= TASK TO COMPLETE =
Check every line below for the string "등록하기", and copy the lines that contain it.

::: EXTRACTED DATA :::

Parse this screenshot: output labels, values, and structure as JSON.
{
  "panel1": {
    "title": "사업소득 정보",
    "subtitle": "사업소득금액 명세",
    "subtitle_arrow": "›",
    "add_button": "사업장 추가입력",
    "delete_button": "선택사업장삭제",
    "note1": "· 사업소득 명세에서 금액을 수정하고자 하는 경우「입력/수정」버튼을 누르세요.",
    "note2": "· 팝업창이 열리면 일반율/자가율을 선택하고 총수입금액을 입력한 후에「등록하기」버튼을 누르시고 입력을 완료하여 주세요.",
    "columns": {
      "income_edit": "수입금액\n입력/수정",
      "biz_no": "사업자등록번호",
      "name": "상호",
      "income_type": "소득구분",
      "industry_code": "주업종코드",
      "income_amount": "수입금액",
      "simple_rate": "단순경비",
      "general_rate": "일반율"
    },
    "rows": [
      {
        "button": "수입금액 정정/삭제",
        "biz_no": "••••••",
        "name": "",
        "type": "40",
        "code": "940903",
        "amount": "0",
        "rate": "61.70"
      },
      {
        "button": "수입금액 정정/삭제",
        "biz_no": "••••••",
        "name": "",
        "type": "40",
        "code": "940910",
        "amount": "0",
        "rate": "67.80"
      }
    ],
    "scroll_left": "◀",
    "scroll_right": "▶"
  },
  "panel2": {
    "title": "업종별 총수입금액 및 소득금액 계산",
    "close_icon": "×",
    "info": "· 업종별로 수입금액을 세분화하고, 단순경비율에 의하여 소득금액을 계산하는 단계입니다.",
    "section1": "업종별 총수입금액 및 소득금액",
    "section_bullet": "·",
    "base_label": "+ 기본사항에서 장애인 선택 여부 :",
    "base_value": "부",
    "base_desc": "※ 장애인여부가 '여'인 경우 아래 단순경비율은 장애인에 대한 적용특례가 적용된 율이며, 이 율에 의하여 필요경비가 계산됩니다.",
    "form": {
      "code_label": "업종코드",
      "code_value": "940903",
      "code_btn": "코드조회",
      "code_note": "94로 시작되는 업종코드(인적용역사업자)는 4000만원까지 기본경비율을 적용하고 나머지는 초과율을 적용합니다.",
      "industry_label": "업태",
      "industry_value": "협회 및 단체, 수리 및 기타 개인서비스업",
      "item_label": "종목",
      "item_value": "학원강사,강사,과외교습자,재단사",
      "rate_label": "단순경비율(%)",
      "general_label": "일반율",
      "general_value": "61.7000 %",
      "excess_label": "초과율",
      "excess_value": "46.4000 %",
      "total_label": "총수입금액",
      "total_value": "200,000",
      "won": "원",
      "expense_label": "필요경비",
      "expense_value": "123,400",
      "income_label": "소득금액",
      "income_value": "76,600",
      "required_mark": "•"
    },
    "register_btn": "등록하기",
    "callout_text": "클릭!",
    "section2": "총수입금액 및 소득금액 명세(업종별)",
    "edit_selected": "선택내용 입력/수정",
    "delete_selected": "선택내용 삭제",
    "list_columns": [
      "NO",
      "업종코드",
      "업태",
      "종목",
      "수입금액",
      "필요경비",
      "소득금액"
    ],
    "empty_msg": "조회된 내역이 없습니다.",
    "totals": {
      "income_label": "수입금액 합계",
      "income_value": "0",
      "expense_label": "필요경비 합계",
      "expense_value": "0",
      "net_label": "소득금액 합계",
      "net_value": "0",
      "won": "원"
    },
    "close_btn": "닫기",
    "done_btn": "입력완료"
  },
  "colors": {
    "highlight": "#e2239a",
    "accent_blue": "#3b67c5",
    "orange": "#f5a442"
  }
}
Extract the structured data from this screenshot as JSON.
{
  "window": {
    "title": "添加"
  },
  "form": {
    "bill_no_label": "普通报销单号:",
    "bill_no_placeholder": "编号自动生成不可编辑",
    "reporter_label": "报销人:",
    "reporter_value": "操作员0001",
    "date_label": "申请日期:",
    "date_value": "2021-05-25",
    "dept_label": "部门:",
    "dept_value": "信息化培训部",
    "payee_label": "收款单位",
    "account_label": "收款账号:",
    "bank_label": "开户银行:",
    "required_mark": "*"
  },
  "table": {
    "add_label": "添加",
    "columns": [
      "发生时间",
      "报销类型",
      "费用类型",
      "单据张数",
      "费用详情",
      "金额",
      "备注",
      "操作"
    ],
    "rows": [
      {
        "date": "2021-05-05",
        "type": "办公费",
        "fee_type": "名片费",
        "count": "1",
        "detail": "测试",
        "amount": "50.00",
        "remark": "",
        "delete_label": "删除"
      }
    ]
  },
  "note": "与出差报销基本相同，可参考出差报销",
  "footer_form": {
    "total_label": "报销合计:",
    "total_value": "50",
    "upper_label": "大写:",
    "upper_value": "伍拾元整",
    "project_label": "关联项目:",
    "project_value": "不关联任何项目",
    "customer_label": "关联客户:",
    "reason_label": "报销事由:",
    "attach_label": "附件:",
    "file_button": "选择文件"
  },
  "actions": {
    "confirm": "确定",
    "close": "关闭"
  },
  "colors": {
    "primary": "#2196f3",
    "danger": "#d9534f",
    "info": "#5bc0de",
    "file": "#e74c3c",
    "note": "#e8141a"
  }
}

:::
::: EXTRACTED DATA :::

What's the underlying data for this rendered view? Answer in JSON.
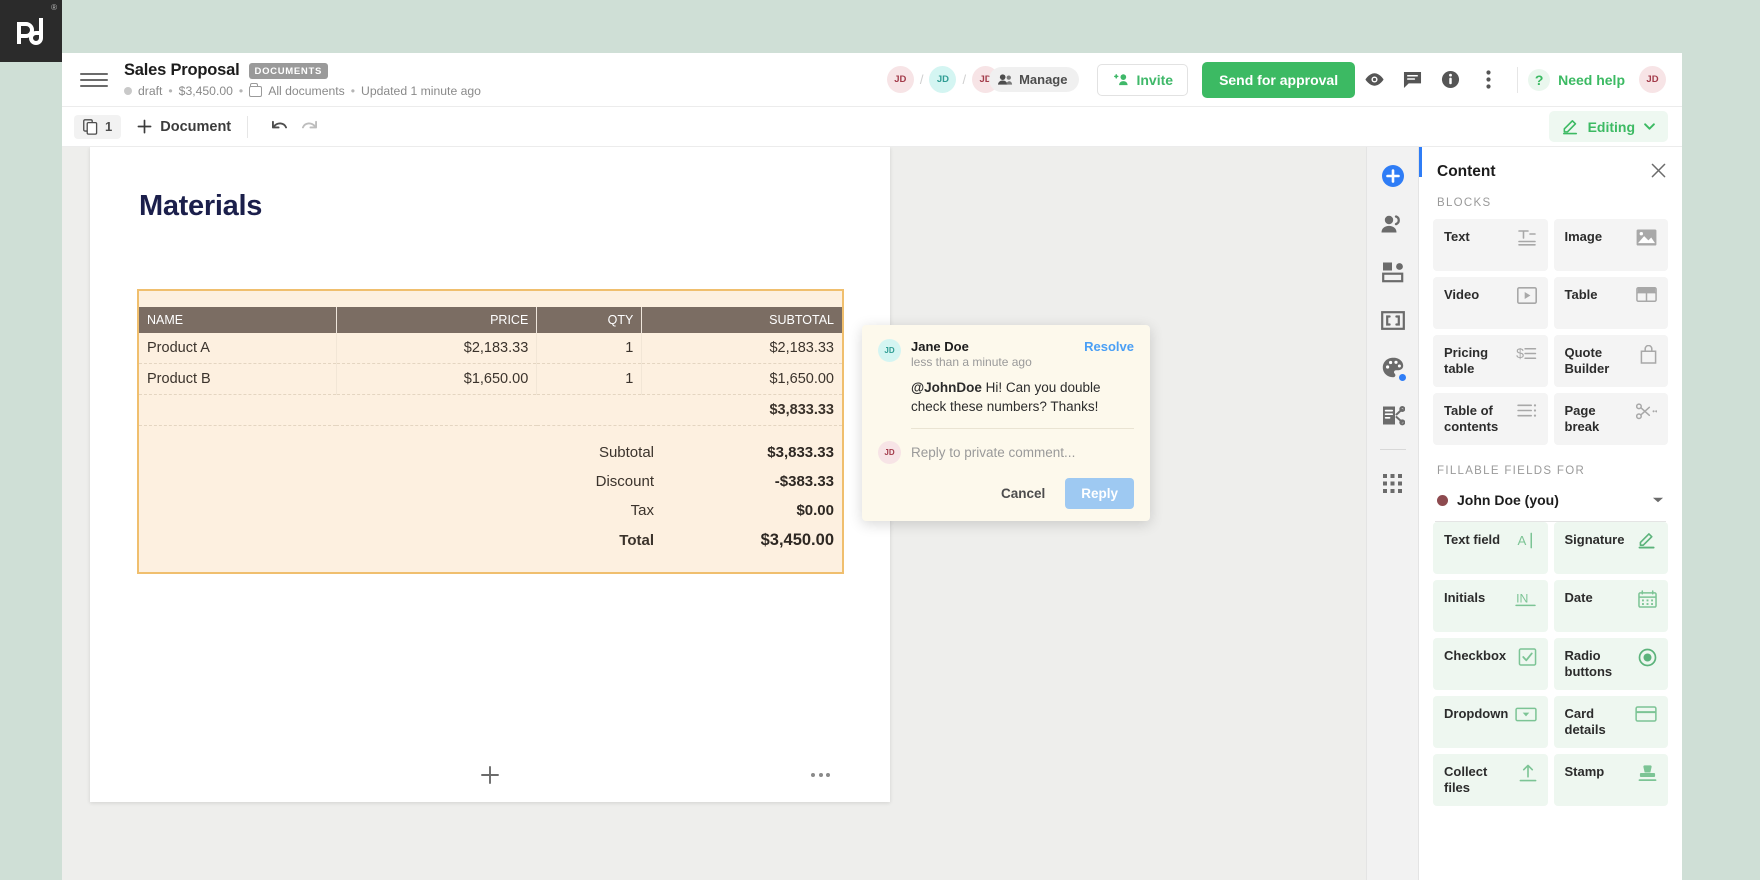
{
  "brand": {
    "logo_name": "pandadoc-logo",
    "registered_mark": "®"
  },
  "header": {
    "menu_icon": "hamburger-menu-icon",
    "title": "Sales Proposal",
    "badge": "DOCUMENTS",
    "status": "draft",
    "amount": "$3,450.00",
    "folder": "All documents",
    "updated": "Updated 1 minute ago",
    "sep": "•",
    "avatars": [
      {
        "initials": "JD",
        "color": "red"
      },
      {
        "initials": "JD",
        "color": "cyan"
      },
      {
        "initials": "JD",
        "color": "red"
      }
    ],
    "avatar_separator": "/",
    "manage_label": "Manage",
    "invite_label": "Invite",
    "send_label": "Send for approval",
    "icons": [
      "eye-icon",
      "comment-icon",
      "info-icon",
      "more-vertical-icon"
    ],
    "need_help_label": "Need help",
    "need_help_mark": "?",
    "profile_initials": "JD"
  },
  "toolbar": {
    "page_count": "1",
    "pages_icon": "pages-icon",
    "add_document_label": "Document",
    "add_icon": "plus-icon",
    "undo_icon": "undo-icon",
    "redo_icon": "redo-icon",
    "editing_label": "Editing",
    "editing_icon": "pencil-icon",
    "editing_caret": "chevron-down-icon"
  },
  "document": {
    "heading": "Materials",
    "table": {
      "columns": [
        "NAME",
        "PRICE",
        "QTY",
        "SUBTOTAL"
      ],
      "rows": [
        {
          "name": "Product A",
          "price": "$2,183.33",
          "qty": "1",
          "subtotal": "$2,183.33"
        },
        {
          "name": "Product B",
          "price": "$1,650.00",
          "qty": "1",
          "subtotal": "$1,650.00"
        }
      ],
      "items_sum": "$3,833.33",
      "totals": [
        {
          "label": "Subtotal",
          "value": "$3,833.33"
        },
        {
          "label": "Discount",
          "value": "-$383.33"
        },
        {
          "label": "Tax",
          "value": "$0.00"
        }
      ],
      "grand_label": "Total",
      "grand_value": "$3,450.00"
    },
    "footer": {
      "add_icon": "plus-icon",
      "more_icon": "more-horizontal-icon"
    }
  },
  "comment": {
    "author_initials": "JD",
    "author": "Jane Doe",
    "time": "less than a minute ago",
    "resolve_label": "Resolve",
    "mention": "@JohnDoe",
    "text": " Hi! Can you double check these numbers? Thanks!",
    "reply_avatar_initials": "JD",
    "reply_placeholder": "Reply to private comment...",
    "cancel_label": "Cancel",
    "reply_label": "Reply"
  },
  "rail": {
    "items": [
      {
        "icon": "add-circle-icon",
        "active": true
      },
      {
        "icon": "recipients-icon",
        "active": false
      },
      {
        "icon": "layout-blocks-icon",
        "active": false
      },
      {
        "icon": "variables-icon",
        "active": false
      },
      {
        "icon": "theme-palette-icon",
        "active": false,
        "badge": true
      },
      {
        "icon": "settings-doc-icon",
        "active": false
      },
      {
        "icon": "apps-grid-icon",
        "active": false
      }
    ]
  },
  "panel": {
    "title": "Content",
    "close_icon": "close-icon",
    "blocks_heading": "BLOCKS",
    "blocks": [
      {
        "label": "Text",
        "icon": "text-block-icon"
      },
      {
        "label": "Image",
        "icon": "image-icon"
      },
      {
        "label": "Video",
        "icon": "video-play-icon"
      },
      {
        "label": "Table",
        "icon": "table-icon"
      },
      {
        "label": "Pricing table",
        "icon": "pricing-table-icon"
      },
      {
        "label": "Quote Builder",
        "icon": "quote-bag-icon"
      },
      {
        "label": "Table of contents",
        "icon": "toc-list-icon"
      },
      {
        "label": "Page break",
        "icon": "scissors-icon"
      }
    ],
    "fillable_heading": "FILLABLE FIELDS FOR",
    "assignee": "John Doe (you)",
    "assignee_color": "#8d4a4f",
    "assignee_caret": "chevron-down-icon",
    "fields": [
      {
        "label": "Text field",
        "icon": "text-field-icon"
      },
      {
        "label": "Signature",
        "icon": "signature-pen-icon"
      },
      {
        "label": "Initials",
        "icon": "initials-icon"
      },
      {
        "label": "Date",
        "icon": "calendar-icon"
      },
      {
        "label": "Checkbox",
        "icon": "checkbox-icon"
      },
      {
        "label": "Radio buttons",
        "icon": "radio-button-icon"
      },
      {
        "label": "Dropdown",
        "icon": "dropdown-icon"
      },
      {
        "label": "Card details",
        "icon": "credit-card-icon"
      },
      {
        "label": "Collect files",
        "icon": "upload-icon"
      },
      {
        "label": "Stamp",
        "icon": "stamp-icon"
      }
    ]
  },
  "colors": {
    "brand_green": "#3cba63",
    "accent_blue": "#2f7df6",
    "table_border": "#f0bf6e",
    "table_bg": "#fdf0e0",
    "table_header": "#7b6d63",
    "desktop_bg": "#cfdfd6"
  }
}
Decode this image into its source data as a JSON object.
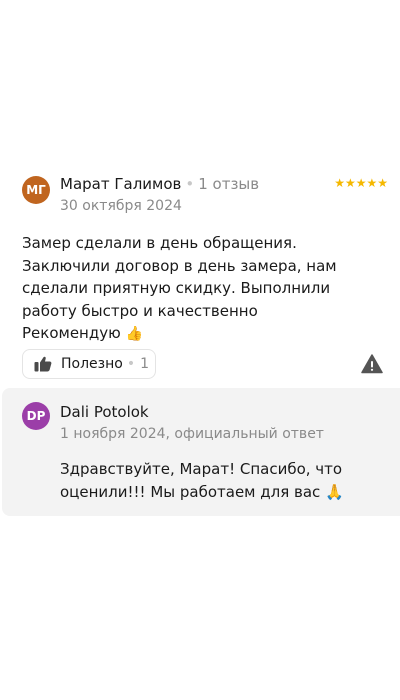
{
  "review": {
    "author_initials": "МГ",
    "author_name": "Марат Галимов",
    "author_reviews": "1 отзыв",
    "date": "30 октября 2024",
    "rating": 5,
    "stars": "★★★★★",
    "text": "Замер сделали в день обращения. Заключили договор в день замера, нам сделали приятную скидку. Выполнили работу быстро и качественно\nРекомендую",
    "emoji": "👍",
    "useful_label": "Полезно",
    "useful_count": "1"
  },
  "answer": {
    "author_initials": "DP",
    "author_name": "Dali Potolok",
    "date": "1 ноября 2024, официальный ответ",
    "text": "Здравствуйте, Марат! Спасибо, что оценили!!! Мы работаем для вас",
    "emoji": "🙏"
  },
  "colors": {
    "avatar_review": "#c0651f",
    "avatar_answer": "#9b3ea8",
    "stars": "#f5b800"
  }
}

:::

= OUTPUT FOR THIS TASK =
    "note2": "· 팝업창이 열리면 일반율/자가율을 선택하고 총수입금액을 입력한 후에「등록하기」버튼을 누르시고 입력을 완료하여 주세요.",
    "register_btn": "등록하기",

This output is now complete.